Exercise brief:
Locate the word "Uzun" in the entries below, then gather every line that holds it.

Task input:
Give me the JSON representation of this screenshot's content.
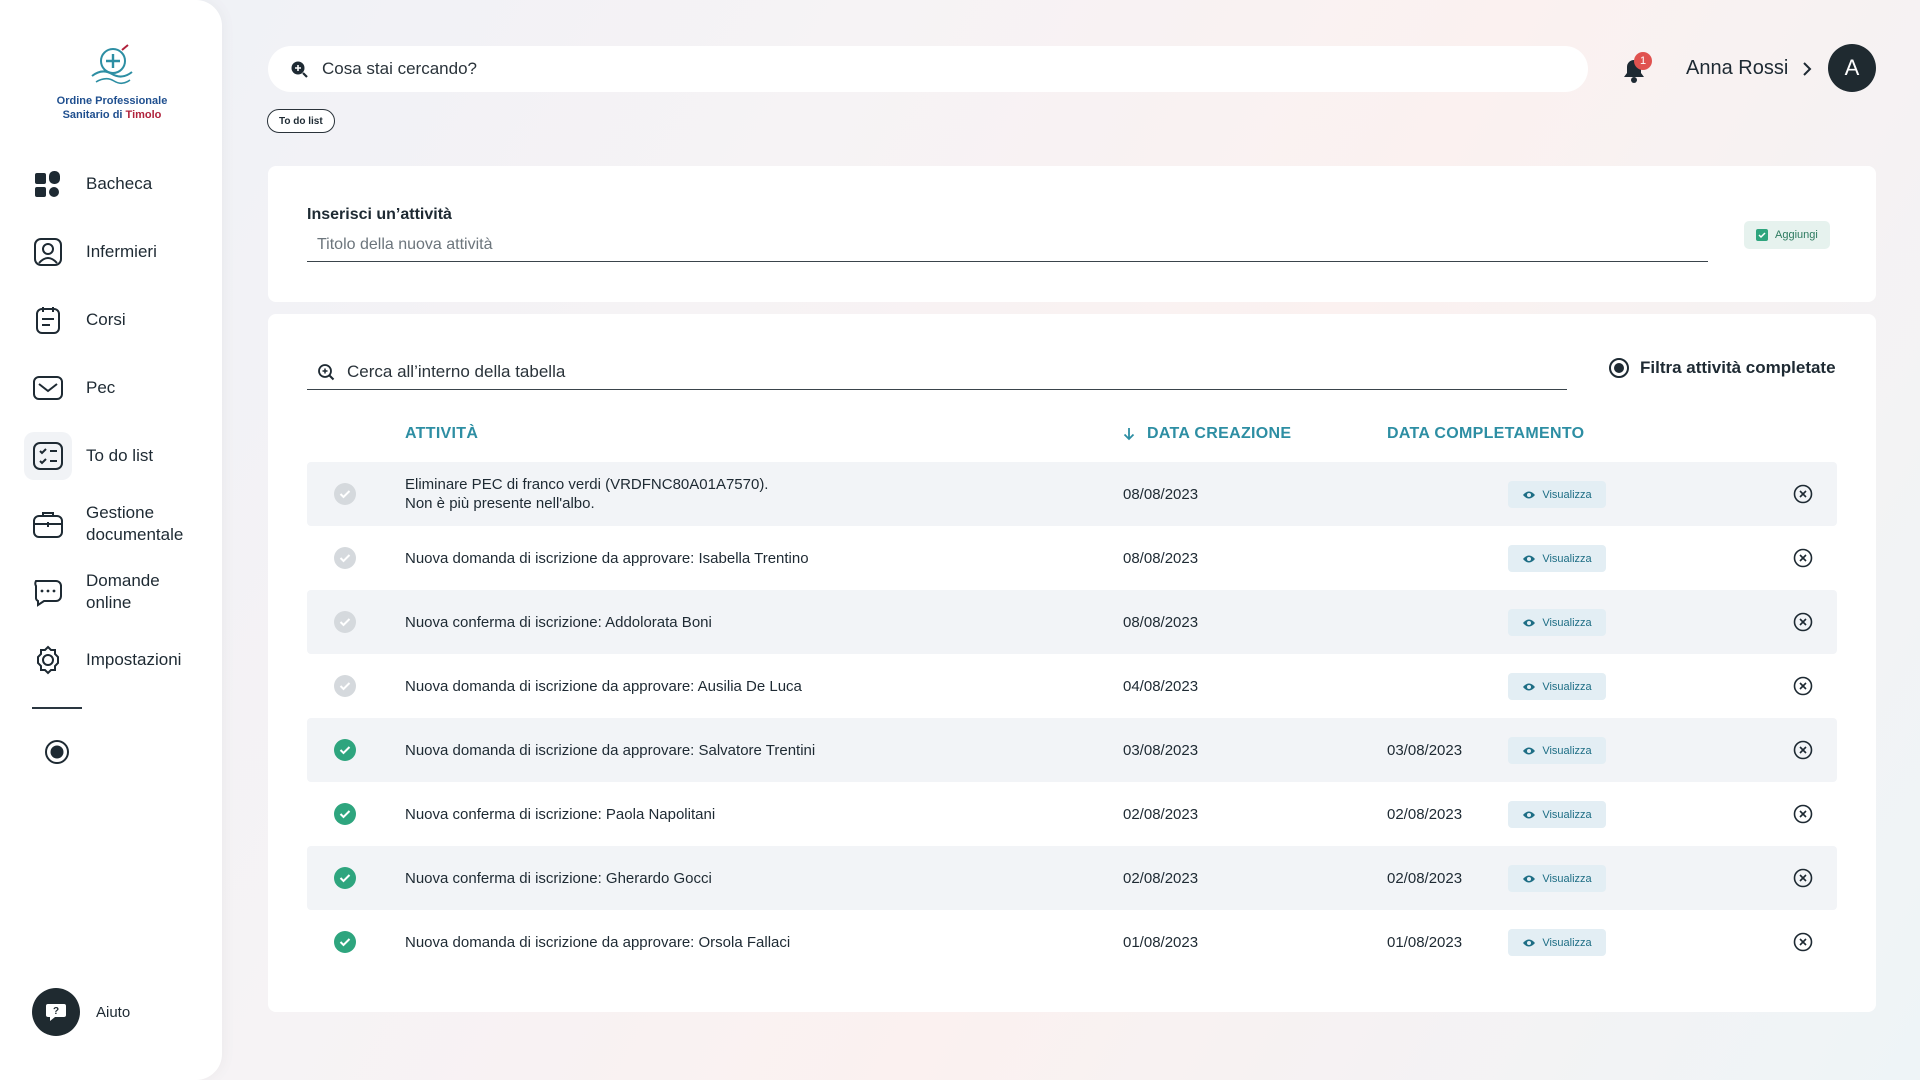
{
  "org": {
    "name_line1": "Ordine Professionale",
    "name_line2_a": "Sanitario di ",
    "name_line2_b": "Timolo"
  },
  "sidebar": {
    "items": [
      {
        "label": "Bacheca"
      },
      {
        "label": "Infermieri"
      },
      {
        "label": "Corsi"
      },
      {
        "label": "Pec"
      },
      {
        "label": "To do list"
      },
      {
        "label": "Gestione documentale"
      },
      {
        "label": "Domande online"
      },
      {
        "label": "Impostazioni"
      }
    ],
    "help_label": "Aiuto"
  },
  "header": {
    "search_placeholder": "Cosa stai cercando?",
    "notifications_count": "1",
    "user_name": "Anna Rossi",
    "avatar_initial": "A",
    "breadcrumb": "To do list"
  },
  "add_task": {
    "label": "Inserisci un’attività",
    "placeholder": "Titolo della nuova attività",
    "button_label": "Aggiungi"
  },
  "table": {
    "search_placeholder": "Cerca all’interno della tabella",
    "filter_label": "Filtra attività completate",
    "columns": {
      "activity": "ATTIVITÀ",
      "created": "DATA CREAZIONE",
      "completed": "DATA COMPLETAMENTO"
    },
    "view_label": "Visualizza",
    "rows": [
      {
        "line1": "Eliminare PEC di franco verdi (VRDFNC80A01A7570).",
        "line2": "Non è più presente nell'albo.",
        "created": "08/08/2023",
        "completed": "",
        "done": false
      },
      {
        "line1": "Nuova domanda di iscrizione da approvare: Isabella Trentino",
        "line2": "",
        "created": "08/08/2023",
        "completed": "",
        "done": false
      },
      {
        "line1": "Nuova conferma di iscrizione: Addolorata Boni",
        "line2": "",
        "created": "08/08/2023",
        "completed": "",
        "done": false
      },
      {
        "line1": "Nuova domanda di iscrizione da approvare: Ausilia De Luca",
        "line2": "",
        "created": "04/08/2023",
        "completed": "",
        "done": false
      },
      {
        "line1": "Nuova domanda di iscrizione da approvare: Salvatore Trentini",
        "line2": "",
        "created": "03/08/2023",
        "completed": "03/08/2023",
        "done": true
      },
      {
        "line1": "Nuova conferma di iscrizione: Paola Napolitani",
        "line2": "",
        "created": "02/08/2023",
        "completed": "02/08/2023",
        "done": true
      },
      {
        "line1": "Nuova conferma di iscrizione: Gherardo Gocci",
        "line2": "",
        "created": "02/08/2023",
        "completed": "02/08/2023",
        "done": true
      },
      {
        "line1": "Nuova domanda di iscrizione da approvare: Orsola Fallaci",
        "line2": "",
        "created": "01/08/2023",
        "completed": "01/08/2023",
        "done": true
      }
    ]
  },
  "colors": {
    "accent": "#2d8ea3",
    "done": "#2ea57e",
    "badge": "#e0524f",
    "dark": "#1f2a30"
  }
}
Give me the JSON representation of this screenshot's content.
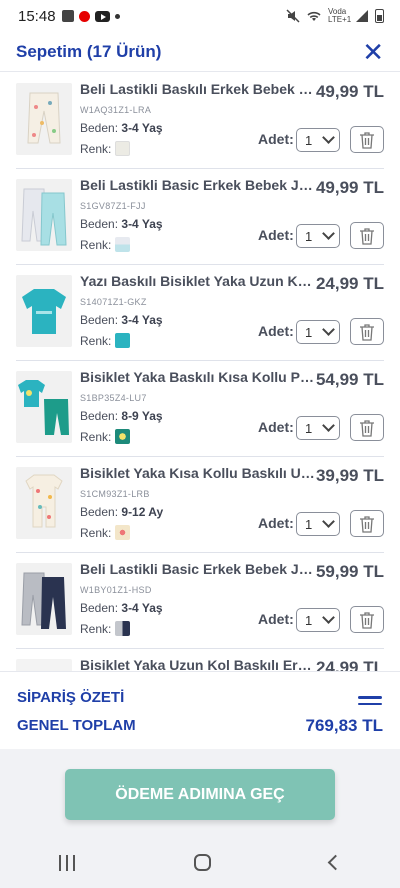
{
  "status_bar": {
    "time": "15:48",
    "carrier": "Voda LTE+1"
  },
  "header": {
    "title": "Sepetim (17 Ürün)",
    "close_icon": "close-icon"
  },
  "labels": {
    "size": "Beden:",
    "color": "Renk:",
    "qty": "Adet:"
  },
  "items": [
    {
      "name": "Beli Lastikli Baskılı Erkek Bebek Jog...",
      "code": "W1AQ31Z1-LRA",
      "size": "3-4 Yaş",
      "qty": "1",
      "price": "49,99 TL",
      "swatch": "#ecebe4"
    },
    {
      "name": "Beli Lastikli Basic Erkek Bebek Jog...",
      "code": "S1GV87Z1-FJJ",
      "size": "3-4 Yaş",
      "qty": "1",
      "price": "49,99 TL",
      "swatch": "#d8ebf0"
    },
    {
      "name": "Yazı Baskılı Bisiklet Yaka Uzun Koll...",
      "code": "S14071Z1-GKZ",
      "size": "3-4 Yaş",
      "qty": "1",
      "price": "24,99 TL",
      "swatch": "#2bb3c0"
    },
    {
      "name": "Bisiklet Yaka Baskılı Kısa Kollu Pa...",
      "code": "S1BP35Z4-LU7",
      "size": "8-9 Yaş",
      "qty": "1",
      "price": "54,99 TL",
      "swatch": "#1d8a7a"
    },
    {
      "name": "Bisiklet Yaka Kısa Kollu Baskılı Unis...",
      "code": "S1CM93Z1-LRB",
      "size": "9-12 Ay",
      "qty": "1",
      "price": "39,99 TL",
      "swatch": "#e8c98a"
    },
    {
      "name": "Beli Lastikli Basic Erkek Bebek Jog...",
      "code": "W1BY01Z1-HSD",
      "size": "3-4 Yaş",
      "qty": "1",
      "price": "59,99 TL",
      "swatch": "#2a3350"
    },
    {
      "name": "Bisiklet Yaka Uzun Kol Baskılı Erkek...",
      "code": "",
      "size": "",
      "qty": "",
      "price": "24,99 TL",
      "swatch": "#cccccc"
    }
  ],
  "summary": {
    "title": "SİPARİŞ ÖZETİ",
    "total_label": "GENEL TOPLAM",
    "total": "769,83 TL"
  },
  "checkout": {
    "label": "ÖDEME ADIMINA GEÇ"
  },
  "colors": {
    "brand": "#1f3fa8",
    "checkout": "#7fc3b4"
  }
}
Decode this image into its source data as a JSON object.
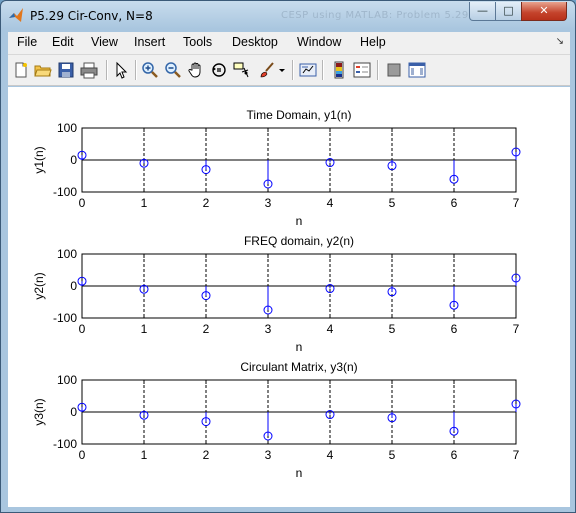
{
  "window": {
    "title": "P5.29 Cir-Conv, N=8",
    "ghost_title": "CESP using MATLAB: Problem 5.29",
    "controls": {
      "minimize": "—",
      "maximize": "□",
      "close": "✕"
    }
  },
  "menu": {
    "items": [
      "File",
      "Edit",
      "View",
      "Insert",
      "Tools",
      "Desktop",
      "Window",
      "Help"
    ],
    "dock_arrow": "↘"
  },
  "toolbar": {
    "icons": [
      "new-figure-icon",
      "open-file-icon",
      "save-icon",
      "print-icon",
      "pointer-icon",
      "zoom-in-icon",
      "zoom-out-icon",
      "pan-hand-icon",
      "rotate-3d-icon",
      "data-cursor-icon",
      "brush-icon",
      "brush-dropdown-icon",
      "link-plot-icon",
      "colorbar-icon",
      "legend-icon",
      "hide-plot-tools-icon",
      "show-plot-tools-icon"
    ]
  },
  "colors": {
    "stem": "#0000ff",
    "axes": "#000000",
    "grid": "#000000"
  },
  "chart_data": [
    {
      "type": "scatter",
      "style": "stem",
      "title": "Time Domain, y1(n)",
      "xlabel": "n",
      "ylabel": "y1(n)",
      "x": [
        0,
        1,
        2,
        3,
        4,
        5,
        6,
        7
      ],
      "values": [
        15,
        -10,
        -30,
        -75,
        -8,
        -18,
        -60,
        25
      ],
      "xlim": [
        0,
        7
      ],
      "ylim": [
        -100,
        100
      ],
      "xticks": [
        "0",
        "1",
        "2",
        "3",
        "4",
        "5",
        "6",
        "7"
      ],
      "yticks": [
        "100",
        "0",
        "-100"
      ],
      "grid": "vertical dashed lines at x ticks"
    },
    {
      "type": "scatter",
      "style": "stem",
      "title": "FREQ domain, y2(n)",
      "xlabel": "n",
      "ylabel": "y2(n)",
      "x": [
        0,
        1,
        2,
        3,
        4,
        5,
        6,
        7
      ],
      "values": [
        15,
        -10,
        -30,
        -75,
        -8,
        -18,
        -60,
        25
      ],
      "xlim": [
        0,
        7
      ],
      "ylim": [
        -100,
        100
      ],
      "xticks": [
        "0",
        "1",
        "2",
        "3",
        "4",
        "5",
        "6",
        "7"
      ],
      "yticks": [
        "100",
        "0",
        "-100"
      ],
      "grid": "vertical dashed lines at x ticks"
    },
    {
      "type": "scatter",
      "style": "stem",
      "title": "Circulant Matrix, y3(n)",
      "xlabel": "n",
      "ylabel": "y3(n)",
      "x": [
        0,
        1,
        2,
        3,
        4,
        5,
        6,
        7
      ],
      "values": [
        15,
        -10,
        -30,
        -75,
        -8,
        -18,
        -60,
        25
      ],
      "xlim": [
        0,
        7
      ],
      "ylim": [
        -100,
        100
      ],
      "xticks": [
        "0",
        "1",
        "2",
        "3",
        "4",
        "5",
        "6",
        "7"
      ],
      "yticks": [
        "100",
        "0",
        "-100"
      ],
      "grid": "vertical dashed lines at x ticks"
    }
  ]
}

Written response:
      "name": "Yazı Baskılı Bisiklet Yaka Uzun Koll...",
      "name": "Bisiklet Yaka Uzun Kol Baskılı Erkek...",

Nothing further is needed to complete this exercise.